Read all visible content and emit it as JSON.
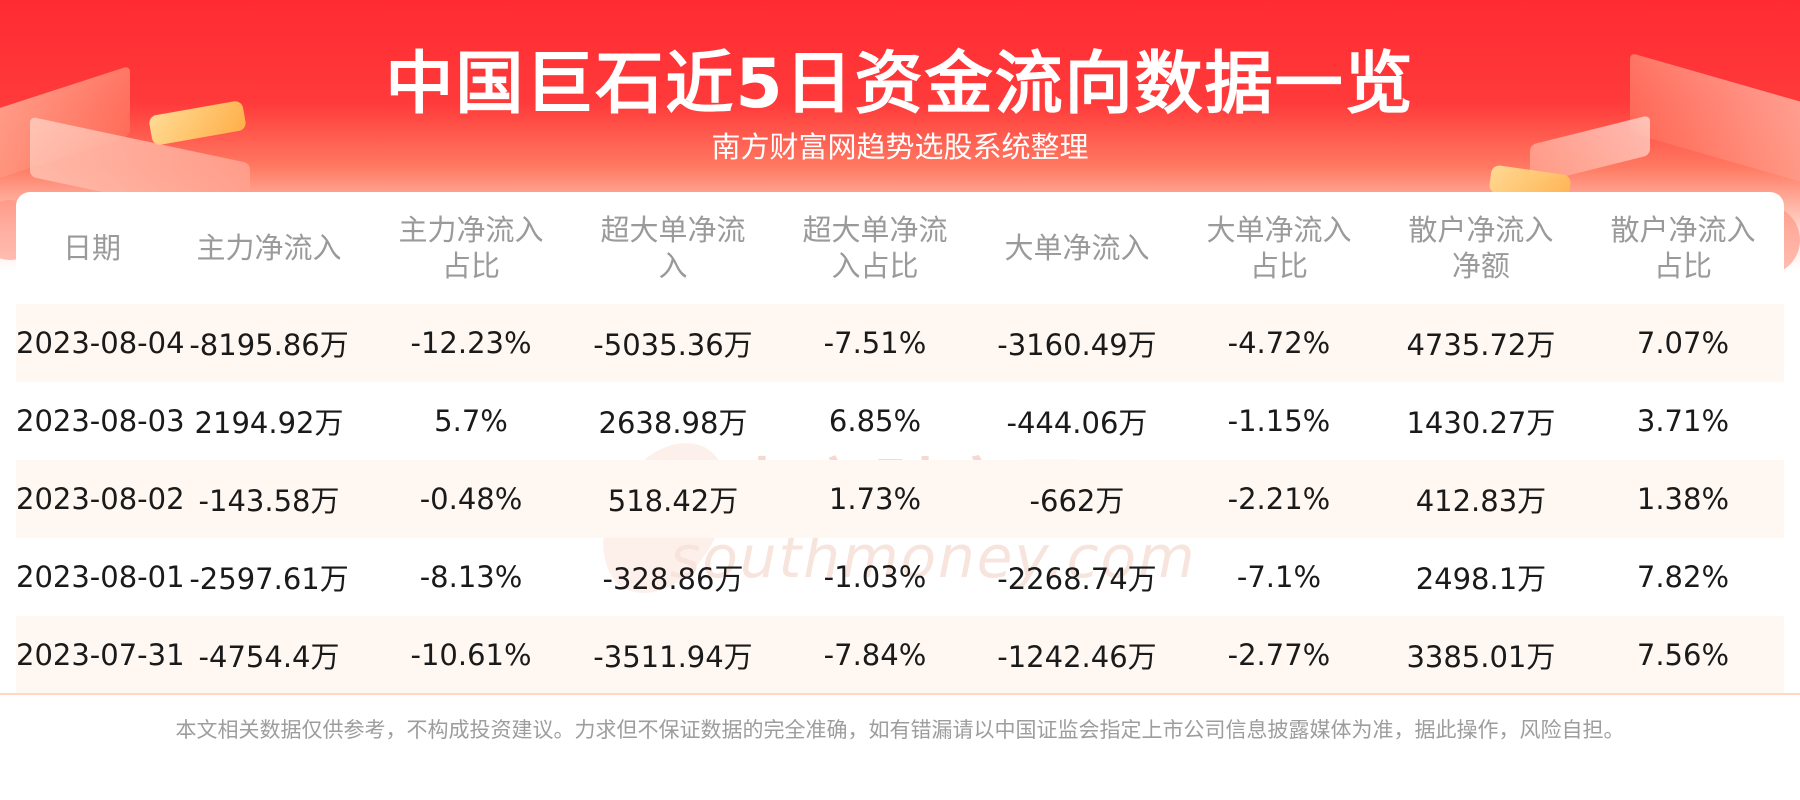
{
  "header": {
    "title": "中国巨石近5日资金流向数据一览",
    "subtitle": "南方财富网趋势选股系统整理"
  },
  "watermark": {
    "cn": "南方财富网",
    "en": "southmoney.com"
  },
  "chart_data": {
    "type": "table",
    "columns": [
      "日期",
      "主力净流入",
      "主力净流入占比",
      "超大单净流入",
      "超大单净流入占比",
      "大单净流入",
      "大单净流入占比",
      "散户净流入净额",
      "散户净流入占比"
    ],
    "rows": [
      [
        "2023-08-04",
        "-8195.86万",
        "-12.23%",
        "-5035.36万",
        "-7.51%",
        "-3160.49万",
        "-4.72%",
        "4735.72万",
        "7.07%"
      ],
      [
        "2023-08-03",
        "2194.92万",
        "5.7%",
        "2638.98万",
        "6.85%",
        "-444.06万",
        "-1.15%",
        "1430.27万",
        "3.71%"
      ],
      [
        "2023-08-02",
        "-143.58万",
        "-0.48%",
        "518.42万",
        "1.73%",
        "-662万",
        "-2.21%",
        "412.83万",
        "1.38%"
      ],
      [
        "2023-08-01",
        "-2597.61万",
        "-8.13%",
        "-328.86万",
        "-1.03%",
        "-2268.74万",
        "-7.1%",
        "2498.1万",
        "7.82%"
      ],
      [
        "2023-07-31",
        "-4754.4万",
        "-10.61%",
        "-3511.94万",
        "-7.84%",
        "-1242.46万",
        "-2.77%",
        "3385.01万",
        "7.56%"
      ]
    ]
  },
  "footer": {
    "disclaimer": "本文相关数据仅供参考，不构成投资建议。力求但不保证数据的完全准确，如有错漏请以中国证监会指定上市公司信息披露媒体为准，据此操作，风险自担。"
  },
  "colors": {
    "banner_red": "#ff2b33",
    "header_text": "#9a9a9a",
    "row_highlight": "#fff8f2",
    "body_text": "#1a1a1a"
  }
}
--
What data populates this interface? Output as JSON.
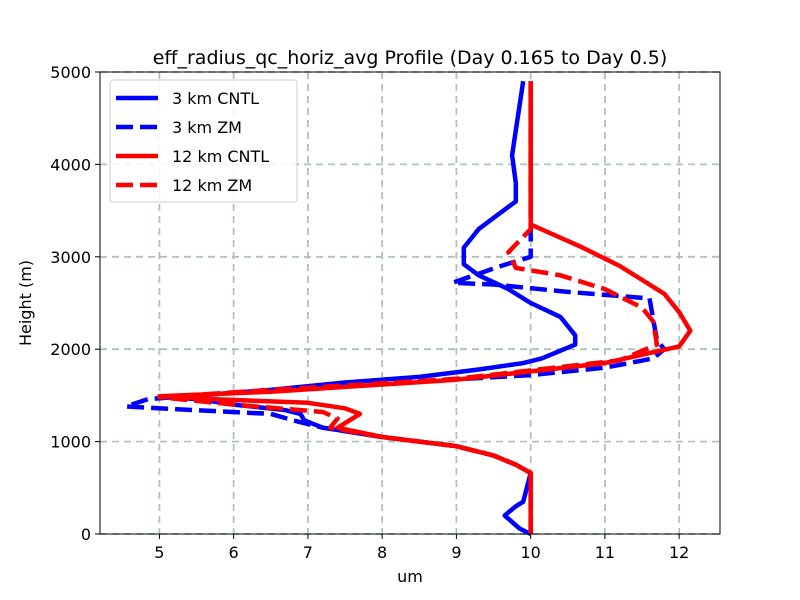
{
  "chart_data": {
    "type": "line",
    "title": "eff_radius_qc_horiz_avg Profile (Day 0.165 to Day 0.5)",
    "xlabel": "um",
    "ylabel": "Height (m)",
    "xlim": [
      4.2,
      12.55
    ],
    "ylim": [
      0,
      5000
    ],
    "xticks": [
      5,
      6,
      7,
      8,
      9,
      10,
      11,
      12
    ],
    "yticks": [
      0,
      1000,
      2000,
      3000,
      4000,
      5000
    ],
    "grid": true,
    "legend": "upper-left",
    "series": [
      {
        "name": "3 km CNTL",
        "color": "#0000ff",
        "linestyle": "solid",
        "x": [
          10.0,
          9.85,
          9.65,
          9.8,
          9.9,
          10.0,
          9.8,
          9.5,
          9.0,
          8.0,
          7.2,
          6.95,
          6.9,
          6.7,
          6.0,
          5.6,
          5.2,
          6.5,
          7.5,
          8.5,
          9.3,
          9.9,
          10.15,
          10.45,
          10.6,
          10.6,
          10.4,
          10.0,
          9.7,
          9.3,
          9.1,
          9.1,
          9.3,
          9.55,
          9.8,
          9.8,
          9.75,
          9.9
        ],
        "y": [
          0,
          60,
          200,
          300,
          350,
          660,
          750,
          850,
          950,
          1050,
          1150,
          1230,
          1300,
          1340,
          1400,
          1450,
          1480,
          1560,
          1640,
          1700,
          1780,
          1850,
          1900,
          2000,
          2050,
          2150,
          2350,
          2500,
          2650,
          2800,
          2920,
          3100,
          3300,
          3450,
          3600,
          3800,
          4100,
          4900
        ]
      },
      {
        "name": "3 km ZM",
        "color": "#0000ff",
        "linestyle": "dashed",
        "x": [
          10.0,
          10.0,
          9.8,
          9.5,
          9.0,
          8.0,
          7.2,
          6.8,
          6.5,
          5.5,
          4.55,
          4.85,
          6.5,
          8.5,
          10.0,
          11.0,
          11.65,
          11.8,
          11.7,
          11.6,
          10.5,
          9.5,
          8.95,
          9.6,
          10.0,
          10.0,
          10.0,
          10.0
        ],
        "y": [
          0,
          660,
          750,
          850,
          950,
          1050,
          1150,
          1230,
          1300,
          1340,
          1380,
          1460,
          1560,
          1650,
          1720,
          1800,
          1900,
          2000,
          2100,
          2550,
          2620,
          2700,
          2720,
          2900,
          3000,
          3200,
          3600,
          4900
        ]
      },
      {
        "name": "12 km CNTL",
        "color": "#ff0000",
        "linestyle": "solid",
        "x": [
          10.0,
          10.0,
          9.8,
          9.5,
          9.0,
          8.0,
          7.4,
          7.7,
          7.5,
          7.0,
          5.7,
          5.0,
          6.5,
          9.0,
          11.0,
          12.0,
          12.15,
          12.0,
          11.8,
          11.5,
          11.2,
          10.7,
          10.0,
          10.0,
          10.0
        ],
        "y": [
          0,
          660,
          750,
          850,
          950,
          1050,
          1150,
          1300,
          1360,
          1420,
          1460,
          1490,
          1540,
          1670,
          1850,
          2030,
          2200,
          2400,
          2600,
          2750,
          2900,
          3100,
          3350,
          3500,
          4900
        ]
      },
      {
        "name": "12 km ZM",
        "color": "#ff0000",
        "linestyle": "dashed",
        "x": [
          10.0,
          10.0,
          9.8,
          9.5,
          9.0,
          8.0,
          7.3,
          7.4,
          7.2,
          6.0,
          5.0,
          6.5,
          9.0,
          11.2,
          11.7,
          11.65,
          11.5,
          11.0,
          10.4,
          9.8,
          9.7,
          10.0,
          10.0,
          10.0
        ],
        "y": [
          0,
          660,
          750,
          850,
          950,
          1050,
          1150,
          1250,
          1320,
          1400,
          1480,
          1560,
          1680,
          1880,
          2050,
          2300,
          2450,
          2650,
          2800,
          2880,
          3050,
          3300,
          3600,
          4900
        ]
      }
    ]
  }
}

TASK DIRECTIONS
Return a copy of every line that includes the word "name".

ANSWER TO THIS PROBLEM
        "name": "3 km CNTL",
        "name": "3 km ZM",
        "name": "12 km CNTL",
        "name": "12 km ZM",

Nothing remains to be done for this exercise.